EXTRACTED MATERIAL:
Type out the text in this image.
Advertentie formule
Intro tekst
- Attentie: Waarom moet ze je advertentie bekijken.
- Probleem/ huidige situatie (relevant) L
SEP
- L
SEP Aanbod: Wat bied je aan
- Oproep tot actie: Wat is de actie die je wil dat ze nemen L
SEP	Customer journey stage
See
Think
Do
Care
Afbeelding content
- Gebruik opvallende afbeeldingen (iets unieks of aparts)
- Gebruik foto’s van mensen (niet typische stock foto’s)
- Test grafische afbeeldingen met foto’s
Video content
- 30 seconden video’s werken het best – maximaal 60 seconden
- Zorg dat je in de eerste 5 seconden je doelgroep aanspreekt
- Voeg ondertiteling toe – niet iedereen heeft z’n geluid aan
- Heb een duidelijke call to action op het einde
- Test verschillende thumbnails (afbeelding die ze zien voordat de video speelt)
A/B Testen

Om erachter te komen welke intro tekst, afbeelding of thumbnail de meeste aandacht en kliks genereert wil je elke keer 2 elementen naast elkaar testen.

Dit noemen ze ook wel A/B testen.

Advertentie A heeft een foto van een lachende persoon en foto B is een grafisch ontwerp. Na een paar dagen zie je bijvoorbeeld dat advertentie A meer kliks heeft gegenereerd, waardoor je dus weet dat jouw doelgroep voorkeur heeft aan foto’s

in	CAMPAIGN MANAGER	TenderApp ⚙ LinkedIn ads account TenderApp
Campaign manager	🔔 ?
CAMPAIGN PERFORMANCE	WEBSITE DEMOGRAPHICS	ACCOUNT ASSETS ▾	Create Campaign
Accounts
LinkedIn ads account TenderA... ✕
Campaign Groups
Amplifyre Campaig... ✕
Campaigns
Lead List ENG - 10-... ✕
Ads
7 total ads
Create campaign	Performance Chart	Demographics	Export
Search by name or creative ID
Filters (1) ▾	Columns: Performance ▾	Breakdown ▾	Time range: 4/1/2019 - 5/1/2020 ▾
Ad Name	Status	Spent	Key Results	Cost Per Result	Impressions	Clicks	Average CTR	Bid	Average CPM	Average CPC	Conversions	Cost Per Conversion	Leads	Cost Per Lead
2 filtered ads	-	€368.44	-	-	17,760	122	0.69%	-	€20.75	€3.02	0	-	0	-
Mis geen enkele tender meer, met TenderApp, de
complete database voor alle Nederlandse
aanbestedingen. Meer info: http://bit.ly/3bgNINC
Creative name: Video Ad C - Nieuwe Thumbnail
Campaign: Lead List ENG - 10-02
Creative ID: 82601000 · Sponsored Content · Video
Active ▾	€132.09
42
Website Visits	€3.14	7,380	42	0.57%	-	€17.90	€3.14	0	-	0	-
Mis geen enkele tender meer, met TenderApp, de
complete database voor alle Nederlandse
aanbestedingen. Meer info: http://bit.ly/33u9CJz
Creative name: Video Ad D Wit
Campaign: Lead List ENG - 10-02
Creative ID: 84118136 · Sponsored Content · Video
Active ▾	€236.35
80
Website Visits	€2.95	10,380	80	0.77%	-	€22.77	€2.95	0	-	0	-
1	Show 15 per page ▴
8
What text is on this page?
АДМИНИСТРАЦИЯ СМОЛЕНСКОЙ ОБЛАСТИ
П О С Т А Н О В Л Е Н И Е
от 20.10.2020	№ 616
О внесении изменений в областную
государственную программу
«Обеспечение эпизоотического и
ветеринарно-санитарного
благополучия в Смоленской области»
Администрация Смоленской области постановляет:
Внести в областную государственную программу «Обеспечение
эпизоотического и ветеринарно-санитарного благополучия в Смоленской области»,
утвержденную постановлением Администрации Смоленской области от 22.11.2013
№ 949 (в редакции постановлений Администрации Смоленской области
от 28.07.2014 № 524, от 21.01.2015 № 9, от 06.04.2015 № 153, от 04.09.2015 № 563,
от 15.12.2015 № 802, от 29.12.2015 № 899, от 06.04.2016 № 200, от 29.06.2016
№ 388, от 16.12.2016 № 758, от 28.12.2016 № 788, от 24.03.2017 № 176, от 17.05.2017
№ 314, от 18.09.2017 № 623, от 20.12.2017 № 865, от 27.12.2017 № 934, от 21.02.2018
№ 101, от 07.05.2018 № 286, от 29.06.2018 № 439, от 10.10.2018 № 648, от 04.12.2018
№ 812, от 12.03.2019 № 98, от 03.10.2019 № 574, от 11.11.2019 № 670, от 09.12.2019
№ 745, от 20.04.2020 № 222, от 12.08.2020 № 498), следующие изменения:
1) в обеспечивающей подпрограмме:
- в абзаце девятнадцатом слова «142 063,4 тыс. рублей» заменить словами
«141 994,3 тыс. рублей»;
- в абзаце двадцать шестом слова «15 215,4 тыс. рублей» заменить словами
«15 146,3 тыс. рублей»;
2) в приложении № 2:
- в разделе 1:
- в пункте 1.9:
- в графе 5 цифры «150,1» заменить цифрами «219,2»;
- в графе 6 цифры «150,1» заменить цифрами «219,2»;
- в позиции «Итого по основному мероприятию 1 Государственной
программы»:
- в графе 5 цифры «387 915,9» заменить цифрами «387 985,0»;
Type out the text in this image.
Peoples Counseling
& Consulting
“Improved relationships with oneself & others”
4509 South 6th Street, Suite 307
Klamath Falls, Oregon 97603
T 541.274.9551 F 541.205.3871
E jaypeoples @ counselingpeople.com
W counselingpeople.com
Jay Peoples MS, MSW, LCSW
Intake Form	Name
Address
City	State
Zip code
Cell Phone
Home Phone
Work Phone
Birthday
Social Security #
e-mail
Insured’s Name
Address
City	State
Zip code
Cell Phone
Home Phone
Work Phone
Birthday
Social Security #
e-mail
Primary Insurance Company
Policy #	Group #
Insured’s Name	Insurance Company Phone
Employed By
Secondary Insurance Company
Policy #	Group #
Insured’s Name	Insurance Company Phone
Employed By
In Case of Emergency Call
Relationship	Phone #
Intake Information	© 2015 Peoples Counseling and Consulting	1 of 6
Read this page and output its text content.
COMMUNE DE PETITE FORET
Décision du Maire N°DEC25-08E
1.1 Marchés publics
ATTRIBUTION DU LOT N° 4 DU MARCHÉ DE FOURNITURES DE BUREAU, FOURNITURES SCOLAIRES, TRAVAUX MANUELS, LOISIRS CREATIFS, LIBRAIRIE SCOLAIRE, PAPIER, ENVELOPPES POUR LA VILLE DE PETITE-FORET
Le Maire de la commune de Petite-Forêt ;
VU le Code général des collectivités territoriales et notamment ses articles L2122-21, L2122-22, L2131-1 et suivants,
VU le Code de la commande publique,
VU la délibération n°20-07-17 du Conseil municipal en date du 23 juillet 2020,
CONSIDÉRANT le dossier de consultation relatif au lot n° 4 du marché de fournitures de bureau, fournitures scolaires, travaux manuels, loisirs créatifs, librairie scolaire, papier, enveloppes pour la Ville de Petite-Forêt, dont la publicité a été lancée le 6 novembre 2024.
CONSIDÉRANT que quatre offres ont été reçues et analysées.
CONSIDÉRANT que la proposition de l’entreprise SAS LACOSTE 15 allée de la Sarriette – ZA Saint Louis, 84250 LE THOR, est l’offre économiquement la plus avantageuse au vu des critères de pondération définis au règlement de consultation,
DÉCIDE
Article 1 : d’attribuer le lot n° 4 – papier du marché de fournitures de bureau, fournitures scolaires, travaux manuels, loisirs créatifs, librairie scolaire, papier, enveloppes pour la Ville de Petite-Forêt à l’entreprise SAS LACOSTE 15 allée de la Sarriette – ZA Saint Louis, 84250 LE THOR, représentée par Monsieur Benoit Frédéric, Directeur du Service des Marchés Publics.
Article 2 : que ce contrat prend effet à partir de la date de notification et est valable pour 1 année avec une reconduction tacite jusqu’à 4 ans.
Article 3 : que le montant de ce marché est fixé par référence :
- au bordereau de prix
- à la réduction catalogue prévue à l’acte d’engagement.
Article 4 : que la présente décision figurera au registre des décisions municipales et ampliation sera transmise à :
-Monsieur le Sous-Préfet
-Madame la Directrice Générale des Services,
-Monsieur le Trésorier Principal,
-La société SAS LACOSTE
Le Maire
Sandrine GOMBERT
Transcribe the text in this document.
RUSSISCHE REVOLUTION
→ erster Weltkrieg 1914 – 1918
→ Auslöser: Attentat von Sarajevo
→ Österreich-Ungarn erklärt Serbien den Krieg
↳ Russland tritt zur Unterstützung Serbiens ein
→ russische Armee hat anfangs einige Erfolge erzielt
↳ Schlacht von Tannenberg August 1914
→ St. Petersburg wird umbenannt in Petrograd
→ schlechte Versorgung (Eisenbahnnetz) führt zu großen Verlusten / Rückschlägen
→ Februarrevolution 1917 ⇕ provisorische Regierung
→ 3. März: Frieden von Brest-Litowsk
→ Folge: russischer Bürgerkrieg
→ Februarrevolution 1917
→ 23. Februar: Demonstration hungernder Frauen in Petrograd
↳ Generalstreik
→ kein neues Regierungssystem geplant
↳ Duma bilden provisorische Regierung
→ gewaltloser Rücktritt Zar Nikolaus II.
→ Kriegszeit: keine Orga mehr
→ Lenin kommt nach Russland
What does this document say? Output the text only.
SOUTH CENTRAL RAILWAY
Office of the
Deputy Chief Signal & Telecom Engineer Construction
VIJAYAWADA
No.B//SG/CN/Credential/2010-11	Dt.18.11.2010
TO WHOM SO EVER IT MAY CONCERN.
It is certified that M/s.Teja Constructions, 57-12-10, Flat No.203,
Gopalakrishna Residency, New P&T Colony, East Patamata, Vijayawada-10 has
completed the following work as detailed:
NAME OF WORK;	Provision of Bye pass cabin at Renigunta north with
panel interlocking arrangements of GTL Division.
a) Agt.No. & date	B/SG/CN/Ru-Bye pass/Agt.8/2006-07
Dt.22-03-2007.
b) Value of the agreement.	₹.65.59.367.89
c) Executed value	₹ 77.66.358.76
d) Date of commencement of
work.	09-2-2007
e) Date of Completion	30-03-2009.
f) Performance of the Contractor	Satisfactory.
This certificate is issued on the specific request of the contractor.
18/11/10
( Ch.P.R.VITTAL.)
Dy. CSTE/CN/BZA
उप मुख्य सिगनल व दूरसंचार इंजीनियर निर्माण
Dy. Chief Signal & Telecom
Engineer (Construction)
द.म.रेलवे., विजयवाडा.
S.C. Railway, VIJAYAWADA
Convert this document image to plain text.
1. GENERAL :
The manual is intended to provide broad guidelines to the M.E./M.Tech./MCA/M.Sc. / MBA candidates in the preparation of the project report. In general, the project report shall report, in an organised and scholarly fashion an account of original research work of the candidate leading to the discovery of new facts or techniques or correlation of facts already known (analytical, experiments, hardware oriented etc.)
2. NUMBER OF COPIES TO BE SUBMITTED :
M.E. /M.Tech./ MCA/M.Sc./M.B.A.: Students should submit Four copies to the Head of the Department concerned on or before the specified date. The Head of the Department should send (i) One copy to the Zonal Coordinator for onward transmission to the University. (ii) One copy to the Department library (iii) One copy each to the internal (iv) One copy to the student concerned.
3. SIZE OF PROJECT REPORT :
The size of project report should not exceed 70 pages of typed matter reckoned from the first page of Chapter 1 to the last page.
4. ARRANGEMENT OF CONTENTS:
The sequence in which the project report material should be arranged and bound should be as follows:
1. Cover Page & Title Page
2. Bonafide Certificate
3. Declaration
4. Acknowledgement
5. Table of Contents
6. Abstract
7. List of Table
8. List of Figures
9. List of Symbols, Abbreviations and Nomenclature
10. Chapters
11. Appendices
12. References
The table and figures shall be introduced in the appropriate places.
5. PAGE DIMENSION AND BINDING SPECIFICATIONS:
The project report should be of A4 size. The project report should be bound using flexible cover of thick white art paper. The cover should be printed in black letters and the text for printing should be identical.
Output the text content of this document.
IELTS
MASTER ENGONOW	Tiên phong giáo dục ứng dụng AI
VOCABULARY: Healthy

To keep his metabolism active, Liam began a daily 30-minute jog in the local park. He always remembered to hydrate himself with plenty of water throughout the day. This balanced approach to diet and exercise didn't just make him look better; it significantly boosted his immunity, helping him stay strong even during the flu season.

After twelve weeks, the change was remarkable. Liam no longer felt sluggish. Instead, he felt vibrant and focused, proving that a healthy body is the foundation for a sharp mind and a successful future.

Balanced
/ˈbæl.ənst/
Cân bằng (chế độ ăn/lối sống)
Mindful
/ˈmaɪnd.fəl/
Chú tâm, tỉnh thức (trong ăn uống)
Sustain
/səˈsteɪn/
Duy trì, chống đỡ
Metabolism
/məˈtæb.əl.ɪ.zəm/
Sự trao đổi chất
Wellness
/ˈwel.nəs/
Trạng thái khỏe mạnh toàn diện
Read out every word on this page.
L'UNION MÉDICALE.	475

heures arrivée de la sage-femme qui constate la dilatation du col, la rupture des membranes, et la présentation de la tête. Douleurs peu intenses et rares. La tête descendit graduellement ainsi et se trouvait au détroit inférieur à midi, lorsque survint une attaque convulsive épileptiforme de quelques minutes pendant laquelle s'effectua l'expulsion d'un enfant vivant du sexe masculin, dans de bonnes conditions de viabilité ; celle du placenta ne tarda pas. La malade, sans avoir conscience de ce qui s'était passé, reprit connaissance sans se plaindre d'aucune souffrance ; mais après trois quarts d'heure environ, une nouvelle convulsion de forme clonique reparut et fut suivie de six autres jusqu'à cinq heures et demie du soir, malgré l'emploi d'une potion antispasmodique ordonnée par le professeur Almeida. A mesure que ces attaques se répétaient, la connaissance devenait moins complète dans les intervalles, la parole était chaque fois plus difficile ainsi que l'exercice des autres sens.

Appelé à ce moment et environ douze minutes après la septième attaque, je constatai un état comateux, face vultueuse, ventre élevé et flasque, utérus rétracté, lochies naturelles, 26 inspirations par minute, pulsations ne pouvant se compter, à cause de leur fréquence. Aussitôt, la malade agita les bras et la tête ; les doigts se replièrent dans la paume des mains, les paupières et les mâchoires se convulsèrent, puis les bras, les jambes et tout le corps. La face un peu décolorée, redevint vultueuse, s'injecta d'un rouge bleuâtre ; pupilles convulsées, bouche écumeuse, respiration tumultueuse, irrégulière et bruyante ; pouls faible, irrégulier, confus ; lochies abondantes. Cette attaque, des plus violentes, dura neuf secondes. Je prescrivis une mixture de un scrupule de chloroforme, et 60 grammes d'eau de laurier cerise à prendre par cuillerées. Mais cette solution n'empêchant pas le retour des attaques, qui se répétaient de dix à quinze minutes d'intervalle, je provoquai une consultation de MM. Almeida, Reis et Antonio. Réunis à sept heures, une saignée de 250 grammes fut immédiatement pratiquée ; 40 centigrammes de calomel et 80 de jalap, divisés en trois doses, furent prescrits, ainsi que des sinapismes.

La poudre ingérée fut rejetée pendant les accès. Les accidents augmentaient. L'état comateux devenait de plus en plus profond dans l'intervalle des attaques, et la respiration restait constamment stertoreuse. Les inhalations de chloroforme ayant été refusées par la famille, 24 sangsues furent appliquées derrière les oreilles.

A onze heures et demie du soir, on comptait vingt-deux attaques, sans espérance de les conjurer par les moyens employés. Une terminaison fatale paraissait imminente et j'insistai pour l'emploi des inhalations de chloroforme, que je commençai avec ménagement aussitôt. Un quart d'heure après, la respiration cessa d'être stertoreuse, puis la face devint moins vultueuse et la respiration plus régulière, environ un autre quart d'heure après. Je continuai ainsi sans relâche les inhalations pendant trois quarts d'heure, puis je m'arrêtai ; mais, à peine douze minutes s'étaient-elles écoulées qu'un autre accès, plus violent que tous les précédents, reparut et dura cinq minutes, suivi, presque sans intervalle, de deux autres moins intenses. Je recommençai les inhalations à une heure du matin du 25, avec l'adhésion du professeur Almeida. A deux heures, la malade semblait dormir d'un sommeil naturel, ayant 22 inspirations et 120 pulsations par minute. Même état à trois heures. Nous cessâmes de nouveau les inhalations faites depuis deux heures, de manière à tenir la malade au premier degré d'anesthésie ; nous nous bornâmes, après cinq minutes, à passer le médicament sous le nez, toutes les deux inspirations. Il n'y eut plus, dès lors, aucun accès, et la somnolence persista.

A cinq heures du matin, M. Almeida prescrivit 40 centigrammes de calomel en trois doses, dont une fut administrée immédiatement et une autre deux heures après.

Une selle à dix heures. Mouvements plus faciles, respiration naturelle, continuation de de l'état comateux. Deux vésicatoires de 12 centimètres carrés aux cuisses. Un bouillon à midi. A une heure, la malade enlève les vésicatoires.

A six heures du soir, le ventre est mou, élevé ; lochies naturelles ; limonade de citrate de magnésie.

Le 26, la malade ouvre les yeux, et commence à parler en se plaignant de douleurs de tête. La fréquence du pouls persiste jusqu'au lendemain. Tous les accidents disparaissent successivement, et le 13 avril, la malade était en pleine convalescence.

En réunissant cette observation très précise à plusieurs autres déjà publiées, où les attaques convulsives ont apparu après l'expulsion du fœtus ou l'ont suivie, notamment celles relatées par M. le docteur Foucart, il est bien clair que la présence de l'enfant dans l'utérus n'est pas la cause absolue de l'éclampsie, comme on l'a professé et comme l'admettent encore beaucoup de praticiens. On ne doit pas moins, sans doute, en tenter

AIM: All lines holding the word "Saint" should be picked out and copied.

TASK RESULT:
CONSIDÉRANT que la proposition de l’entreprise SAS LACOSTE 15 allée de la Sarriette – ZA Saint Louis, 84250 LE THOR, est l’offre économiquement la plus avantageuse au vu des critères de pondération définis au règlement de consultation,
Article 1 : d’attribuer le lot n° 4 – papier du marché de fournitures de bureau, fournitures scolaires, travaux manuels, loisirs créatifs, librairie scolaire, papier, enveloppes pour la Ville de Petite-Forêt à l’entreprise SAS LACOSTE 15 allée de la Sarriette – ZA Saint Louis, 84250 LE THOR, représentée par Monsieur Benoit Frédéric, Directeur du Service des Marchés Publics.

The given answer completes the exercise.